Source records
----------------

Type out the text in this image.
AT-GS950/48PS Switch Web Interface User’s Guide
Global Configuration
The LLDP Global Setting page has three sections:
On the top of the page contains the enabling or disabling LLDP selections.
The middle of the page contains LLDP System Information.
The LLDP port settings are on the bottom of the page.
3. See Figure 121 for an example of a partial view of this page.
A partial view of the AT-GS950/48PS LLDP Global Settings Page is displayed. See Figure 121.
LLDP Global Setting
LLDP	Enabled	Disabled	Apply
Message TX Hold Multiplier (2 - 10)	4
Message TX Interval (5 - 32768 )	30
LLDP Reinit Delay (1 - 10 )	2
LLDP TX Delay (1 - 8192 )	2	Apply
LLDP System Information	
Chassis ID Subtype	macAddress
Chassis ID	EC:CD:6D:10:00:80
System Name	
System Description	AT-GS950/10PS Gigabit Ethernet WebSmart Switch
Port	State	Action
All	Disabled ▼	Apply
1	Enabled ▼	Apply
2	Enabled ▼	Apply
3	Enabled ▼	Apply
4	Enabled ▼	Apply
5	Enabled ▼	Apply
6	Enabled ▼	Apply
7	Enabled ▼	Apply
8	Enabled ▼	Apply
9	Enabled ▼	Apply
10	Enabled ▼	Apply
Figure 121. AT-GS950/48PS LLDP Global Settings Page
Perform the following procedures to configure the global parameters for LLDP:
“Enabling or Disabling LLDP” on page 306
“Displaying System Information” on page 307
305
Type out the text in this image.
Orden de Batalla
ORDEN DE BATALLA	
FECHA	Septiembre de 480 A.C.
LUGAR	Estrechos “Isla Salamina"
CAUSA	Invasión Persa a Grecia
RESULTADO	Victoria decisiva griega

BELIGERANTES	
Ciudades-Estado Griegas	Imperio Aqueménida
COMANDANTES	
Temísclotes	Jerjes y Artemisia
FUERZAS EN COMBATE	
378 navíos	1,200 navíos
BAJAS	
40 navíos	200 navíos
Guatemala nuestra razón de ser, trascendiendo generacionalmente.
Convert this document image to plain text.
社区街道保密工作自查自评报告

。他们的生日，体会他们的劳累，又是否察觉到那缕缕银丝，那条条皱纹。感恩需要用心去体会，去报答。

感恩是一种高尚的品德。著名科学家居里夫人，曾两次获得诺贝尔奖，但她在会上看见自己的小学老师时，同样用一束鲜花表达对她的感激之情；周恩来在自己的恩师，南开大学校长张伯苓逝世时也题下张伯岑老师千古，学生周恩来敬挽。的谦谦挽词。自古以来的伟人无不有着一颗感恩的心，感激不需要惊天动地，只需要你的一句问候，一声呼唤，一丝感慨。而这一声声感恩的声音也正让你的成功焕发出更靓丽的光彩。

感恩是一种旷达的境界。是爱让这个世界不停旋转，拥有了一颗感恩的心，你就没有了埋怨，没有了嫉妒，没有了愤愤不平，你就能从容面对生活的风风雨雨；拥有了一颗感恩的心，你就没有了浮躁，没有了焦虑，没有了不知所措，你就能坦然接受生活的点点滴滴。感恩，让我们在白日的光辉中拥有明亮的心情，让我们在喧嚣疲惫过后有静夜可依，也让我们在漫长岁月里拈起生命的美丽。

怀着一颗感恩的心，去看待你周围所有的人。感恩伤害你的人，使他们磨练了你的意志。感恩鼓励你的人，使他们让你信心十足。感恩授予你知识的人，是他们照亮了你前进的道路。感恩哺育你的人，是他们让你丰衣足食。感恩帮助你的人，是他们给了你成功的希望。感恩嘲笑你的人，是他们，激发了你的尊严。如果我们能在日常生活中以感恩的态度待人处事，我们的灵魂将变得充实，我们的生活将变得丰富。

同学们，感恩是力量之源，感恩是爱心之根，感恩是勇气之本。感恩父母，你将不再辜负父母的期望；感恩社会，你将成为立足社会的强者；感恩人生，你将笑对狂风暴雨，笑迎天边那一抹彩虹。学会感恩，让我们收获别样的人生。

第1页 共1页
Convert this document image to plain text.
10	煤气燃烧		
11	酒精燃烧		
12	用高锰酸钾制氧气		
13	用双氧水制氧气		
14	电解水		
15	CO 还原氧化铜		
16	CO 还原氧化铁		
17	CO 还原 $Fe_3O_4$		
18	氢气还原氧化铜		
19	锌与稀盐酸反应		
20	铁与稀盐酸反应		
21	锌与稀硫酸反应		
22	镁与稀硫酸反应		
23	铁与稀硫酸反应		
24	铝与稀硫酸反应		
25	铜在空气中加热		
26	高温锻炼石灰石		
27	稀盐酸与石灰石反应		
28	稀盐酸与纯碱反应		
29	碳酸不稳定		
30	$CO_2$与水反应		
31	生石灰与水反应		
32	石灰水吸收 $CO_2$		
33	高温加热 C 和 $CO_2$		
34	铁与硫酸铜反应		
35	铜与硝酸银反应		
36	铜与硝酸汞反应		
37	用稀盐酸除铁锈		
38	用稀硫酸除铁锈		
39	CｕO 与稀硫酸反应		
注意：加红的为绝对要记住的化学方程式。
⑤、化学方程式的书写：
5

----------------

**Stated problem:** Look through the data above. Find each line with the string "System" and copy it.

**Final answer:**
The middle of the page contains LLDP System Information.
LLDP System Information	
System Name	
System Description	AT-GS950/10PS Gigabit Ethernet WebSmart Switch
“Displaying System Information” on page 307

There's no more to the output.